ЗАДАНИЕ ::
Повторите без изменений часть рецензии на сборник притч Ходоровского: от слов «Алехандро Ходоровский. Сокровище» до слов «две недели конфуз.» включительно.

ФРАГМЕНТ ТЕКСТА ::
:::

Алехандро Ходоровский. Сокровище тени. Притчи и сказки / Пер. Владимира Петрова. – М.: Митин Журнал, Тверь: Kolonna Publications, 2006, 292 с.
Недавно вышедшая книга притч и сказок Алехандро Ходоровского поразила меня – но не то чтобы в самое сердце. Правильнее было бы сказать, что она стала моим двухнедельным кошмаром. Причем вовсе не притягательно-гипнотическим кошмаром, обещанным редакционной аннотацией (где автор аттестуется как «поэт и психошаман»), а кошмаром тоскливой неловкости: словно я вляпался в какой-то растянутый на эти самые две недели конфуз.

:::

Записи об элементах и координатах
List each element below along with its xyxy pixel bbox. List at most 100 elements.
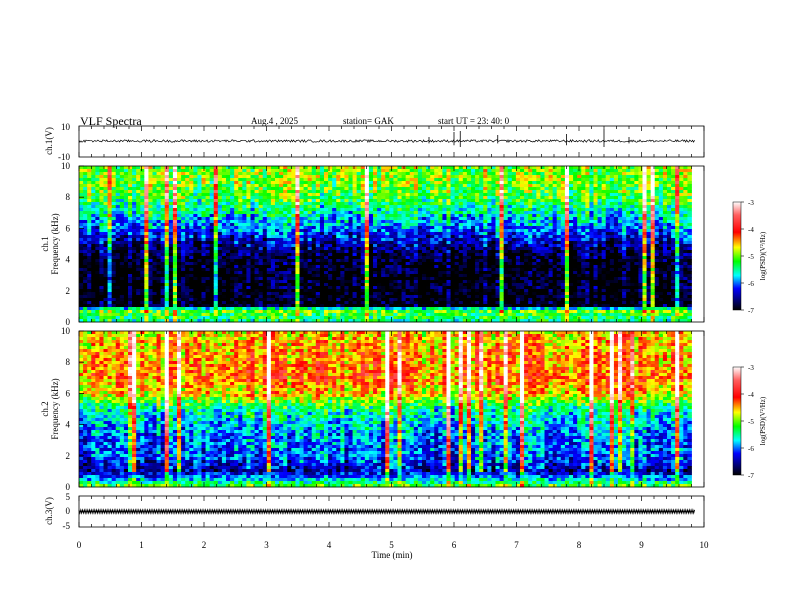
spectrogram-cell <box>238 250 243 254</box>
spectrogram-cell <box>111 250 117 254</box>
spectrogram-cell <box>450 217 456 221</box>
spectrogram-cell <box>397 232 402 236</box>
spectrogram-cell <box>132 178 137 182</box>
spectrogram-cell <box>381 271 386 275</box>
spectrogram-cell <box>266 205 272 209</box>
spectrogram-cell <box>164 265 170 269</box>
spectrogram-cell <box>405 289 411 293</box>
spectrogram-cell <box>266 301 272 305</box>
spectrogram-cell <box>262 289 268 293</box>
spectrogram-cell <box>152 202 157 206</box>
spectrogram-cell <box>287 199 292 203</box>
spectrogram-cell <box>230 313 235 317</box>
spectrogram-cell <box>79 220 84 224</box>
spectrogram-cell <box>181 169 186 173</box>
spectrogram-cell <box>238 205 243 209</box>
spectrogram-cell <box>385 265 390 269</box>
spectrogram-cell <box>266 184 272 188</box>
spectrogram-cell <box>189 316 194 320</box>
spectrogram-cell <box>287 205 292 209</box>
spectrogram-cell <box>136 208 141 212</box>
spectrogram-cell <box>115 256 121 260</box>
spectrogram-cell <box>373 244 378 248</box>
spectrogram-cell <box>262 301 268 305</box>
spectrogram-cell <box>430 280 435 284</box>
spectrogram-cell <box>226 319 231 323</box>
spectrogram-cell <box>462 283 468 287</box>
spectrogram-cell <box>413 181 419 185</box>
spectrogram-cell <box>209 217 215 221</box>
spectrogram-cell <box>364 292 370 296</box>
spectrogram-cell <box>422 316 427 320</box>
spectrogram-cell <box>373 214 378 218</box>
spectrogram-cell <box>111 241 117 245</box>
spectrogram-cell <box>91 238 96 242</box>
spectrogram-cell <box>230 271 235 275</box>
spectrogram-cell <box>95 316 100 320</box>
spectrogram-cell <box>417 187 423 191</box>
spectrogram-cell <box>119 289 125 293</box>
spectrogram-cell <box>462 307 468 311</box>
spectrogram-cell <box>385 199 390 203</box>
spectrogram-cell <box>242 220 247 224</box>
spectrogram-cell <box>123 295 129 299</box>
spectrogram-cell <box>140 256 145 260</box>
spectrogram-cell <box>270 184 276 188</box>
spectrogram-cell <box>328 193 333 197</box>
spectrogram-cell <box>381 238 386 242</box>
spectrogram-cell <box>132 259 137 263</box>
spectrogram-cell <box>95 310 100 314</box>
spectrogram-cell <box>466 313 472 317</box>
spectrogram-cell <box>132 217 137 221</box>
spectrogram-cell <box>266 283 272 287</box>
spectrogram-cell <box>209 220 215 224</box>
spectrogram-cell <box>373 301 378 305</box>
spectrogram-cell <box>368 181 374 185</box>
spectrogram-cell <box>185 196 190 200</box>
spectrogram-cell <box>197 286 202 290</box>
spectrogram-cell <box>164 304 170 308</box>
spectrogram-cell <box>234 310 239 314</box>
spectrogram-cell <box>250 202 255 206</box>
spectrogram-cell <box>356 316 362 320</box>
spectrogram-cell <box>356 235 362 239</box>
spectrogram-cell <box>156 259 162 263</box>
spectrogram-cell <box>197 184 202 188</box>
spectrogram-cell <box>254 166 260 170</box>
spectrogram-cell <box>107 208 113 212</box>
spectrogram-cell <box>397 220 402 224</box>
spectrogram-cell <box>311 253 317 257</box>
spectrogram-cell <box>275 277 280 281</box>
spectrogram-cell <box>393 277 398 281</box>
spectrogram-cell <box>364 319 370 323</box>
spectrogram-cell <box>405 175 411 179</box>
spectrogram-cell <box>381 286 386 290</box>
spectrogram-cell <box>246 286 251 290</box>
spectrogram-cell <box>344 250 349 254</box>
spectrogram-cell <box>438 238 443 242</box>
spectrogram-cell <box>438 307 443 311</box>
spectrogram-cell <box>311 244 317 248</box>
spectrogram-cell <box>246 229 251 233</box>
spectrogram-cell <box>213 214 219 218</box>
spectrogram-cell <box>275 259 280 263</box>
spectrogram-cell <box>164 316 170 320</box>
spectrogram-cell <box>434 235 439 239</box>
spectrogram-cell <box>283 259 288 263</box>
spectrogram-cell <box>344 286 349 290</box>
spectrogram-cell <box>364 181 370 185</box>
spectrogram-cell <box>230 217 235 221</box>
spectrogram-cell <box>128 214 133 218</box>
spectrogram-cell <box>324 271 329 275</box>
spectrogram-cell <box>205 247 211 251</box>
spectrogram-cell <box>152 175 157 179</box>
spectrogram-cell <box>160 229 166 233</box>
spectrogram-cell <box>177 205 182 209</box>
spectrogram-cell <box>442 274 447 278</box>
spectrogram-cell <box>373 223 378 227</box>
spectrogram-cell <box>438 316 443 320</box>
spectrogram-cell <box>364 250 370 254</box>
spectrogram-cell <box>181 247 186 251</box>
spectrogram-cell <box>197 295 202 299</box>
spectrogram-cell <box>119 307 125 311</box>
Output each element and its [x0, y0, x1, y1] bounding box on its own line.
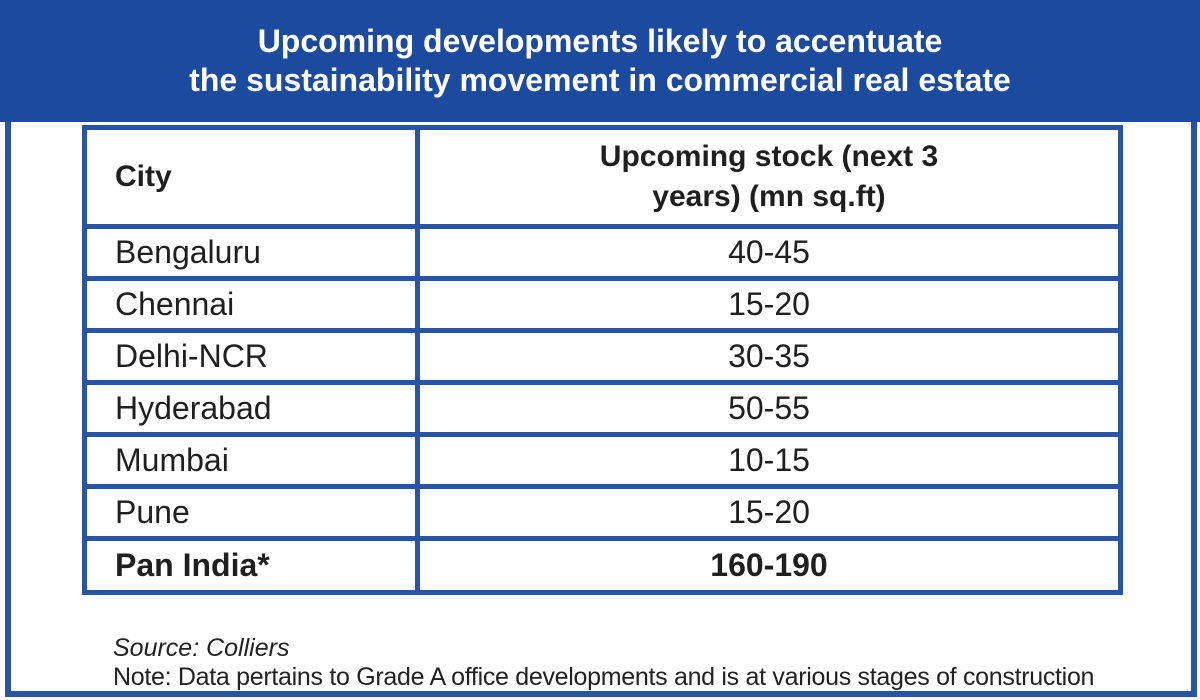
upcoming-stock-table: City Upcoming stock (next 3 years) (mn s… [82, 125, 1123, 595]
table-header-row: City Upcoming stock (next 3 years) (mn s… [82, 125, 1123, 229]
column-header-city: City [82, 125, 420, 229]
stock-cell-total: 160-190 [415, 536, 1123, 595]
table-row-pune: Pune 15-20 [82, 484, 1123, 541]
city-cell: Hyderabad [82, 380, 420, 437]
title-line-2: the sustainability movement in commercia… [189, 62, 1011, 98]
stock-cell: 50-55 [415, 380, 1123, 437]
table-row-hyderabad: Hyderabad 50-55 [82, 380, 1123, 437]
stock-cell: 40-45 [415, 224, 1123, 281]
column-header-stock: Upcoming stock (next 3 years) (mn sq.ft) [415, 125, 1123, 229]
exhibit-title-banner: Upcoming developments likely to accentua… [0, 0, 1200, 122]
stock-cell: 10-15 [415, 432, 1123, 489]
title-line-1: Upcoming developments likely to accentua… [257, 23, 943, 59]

:::

РЕЗУЛЬТАТ ВЫПОЛНЕНИЯ ::
Алехандро Ходоровский. Сокровище тени. Притчи и сказки / Пер. Владимира Петрова. – М.: Митин Журнал, Тверь: Kolonna Publications, 2006, 292 с.
Недавно вышедшая книга притч и сказок Алехандро Ходоровского поразила меня – но не то чтобы в самое сердце. Правильнее было бы сказать, что она стала моим двухнедельным кошмаром. Причем вовсе не притягательно-гипнотическим кошмаром, обещанным редакционной аннотацией (где автор аттестуется как «поэт и психошаман»), а кошмаром тоскливой неловкости: словно я вляпался в какой-то растянутый на эти самые две недели конфуз.